RECORDED DATA:
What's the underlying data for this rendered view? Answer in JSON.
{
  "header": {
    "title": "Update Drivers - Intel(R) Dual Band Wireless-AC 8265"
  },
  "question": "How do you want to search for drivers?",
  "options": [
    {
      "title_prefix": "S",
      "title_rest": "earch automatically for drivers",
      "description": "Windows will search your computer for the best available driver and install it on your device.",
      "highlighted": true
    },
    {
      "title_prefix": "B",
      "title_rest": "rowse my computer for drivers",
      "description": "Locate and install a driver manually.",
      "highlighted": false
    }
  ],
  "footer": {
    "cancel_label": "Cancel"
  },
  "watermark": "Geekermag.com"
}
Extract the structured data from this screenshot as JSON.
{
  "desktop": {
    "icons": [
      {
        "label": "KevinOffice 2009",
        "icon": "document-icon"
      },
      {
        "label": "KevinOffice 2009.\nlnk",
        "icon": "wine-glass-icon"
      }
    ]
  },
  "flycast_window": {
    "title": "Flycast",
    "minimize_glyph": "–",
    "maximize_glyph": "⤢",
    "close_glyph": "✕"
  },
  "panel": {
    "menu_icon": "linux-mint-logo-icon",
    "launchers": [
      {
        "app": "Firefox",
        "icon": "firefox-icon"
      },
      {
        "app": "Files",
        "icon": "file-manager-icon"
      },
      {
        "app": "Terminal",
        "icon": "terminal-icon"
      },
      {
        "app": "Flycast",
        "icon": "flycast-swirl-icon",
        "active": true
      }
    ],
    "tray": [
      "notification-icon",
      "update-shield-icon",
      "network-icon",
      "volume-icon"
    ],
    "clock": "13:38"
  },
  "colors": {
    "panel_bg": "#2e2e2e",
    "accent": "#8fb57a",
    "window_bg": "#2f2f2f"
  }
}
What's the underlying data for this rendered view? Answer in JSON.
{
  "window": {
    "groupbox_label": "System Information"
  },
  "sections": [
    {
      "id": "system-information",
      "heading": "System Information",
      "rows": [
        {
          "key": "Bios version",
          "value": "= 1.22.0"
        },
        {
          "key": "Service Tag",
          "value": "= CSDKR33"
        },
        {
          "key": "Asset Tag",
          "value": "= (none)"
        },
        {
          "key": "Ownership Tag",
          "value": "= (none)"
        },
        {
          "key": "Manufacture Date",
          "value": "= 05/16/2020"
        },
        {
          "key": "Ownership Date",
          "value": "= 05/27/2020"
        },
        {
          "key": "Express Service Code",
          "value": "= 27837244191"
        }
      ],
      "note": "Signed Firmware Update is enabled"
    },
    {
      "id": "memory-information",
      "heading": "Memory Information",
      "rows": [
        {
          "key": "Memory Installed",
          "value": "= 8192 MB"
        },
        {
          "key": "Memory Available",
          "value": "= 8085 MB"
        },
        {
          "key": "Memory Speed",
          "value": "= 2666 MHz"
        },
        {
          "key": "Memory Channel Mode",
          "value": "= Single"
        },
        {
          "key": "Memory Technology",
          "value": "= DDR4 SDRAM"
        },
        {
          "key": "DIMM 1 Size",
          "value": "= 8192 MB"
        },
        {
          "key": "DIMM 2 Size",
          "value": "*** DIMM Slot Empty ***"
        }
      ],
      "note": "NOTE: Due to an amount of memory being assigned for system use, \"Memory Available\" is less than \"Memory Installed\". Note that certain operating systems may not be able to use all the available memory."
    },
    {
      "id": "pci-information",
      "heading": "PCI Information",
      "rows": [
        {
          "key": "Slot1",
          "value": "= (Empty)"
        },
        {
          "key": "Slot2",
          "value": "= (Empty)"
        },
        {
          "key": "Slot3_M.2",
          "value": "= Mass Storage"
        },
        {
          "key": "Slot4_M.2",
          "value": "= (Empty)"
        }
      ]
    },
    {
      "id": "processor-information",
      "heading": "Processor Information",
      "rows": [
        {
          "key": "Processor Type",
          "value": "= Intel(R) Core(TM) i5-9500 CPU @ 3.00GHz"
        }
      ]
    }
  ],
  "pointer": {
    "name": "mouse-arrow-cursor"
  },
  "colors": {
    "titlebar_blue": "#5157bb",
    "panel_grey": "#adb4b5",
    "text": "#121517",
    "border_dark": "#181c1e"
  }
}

BRIEF:
Your task is to quote all of the data word for word.

SOLUTION FOR THIS EXERCISE:
What's the underlying data for this rendered view? Answer in JSON.
{
  "header": {
    "title": "Update Drivers - Intel(R) Dual Band Wireless-AC 8265"
  },
  "question": "How do you want to search for drivers?",
  "options": [
    {
      "title_prefix": "S",
      "title_rest": "earch automatically for drivers",
      "description": "Windows will search your computer for the best available driver and install it on your device.",
      "highlighted": true
    },
    {
      "title_prefix": "B",
      "title_rest": "rowse my computer for drivers",
      "description": "Locate and install a driver manually.",
      "highlighted": false
    }
  ],
  "footer": {
    "cancel_label": "Cancel"
  },
  "watermark": "Geekermag.com"
}
Extract the structured data from this screenshot as JSON.
{
  "desktop": {
    "icons": [
      {
        "label": "KevinOffice 2009",
        "icon": "document-icon"
      },
      {
        "label": "KevinOffice 2009.\nlnk",
        "icon": "wine-glass-icon"
      }
    ]
  },
  "flycast_window": {
    "title": "Flycast",
    "minimize_glyph": "–",
    "maximize_glyph": "⤢",
    "close_glyph": "✕"
  },
  "panel": {
    "menu_icon": "linux-mint-logo-icon",
    "launchers": [
      {
        "app": "Firefox",
        "icon": "firefox-icon"
      },
      {
        "app": "Files",
        "icon": "file-manager-icon"
      },
      {
        "app": "Terminal",
        "icon": "terminal-icon"
      },
      {
        "app": "Flycast",
        "icon": "flycast-swirl-icon",
        "active": true
      }
    ],
    "tray": [
      "notification-icon",
      "update-shield-icon",
      "network-icon",
      "volume-icon"
    ],
    "clock": "13:38"
  },
  "colors": {
    "panel_bg": "#2e2e2e",
    "accent": "#8fb57a",
    "window_bg": "#2f2f2f"
  }
}
What's the underlying data for this rendered view? Answer in JSON.
{
  "window": {
    "groupbox_label": "System Information"
  },
  "sections": [
    {
      "id": "system-information",
      "heading": "System Information",
      "rows": [
        {
          "key": "Bios version",
          "value": "= 1.22.0"
        },
        {
          "key": "Service Tag",
          "value": "= CSDKR33"
        },
        {
          "key": "Asset Tag",
          "value": "= (none)"
        },
        {
          "key": "Ownership Tag",
          "value": "= (none)"
        },
        {
          "key": "Manufacture Date",
          "value": "= 05/16/2020"
        },
        {
          "key": "Ownership Date",
          "value": "= 05/27/2020"
        },
        {
          "key": "Express Service Code",
          "value": "= 27837244191"
        }
      ],
      "note": "Signed Firmware Update is enabled"
    },
    {
      "id": "memory-information",
      "heading": "Memory Information",
      "rows": [
        {
          "key": "Memory Installed",
          "value": "= 8192 MB"
        },
        {
          "key": "Memory Available",
          "value": "= 8085 MB"
        },
        {
          "key": "Memory Speed",
          "value": "= 2666 MHz"
        },
        {
          "key": "Memory Channel Mode",
          "value": "= Single"
        },
        {
          "key": "Memory Technology",
          "value": "= DDR4 SDRAM"
        },
        {
          "key": "DIMM 1 Size",
          "value": "= 8192 MB"
        },
        {
          "key": "DIMM 2 Size",
          "value": "*** DIMM Slot Empty ***"
        }
      ],
      "note": "NOTE: Due to an amount of memory being assigned for system use, \"Memory Available\" is less than \"Memory Installed\". Note that certain operating systems may not be able to use all the available memory."
    },
    {
      "id": "pci-information",
      "heading": "PCI Information",
      "rows": [
        {
          "key": "Slot1",
          "value": "= (Empty)"
        },
        {
          "key": "Slot2",
          "value": "= (Empty)"
        },
        {
          "key": "Slot3_M.2",
          "value": "= Mass Storage"
        },
        {
          "key": "Slot4_M.2",
          "value": "= (Empty)"
        }
      ]
    },
    {
      "id": "processor-information",
      "heading": "Processor Information",
      "rows": [
        {
          "key": "Processor Type",
          "value": "= Intel(R) Core(TM) i5-9500 CPU @ 3.00GHz"
        }
      ]
    }
  ],
  "pointer": {
    "name": "mouse-arrow-cursor"
  },
  "colors": {
    "titlebar_blue": "#5157bb",
    "panel_grey": "#adb4b5",
    "text": "#121517",
    "border_dark": "#181c1e"
  }
}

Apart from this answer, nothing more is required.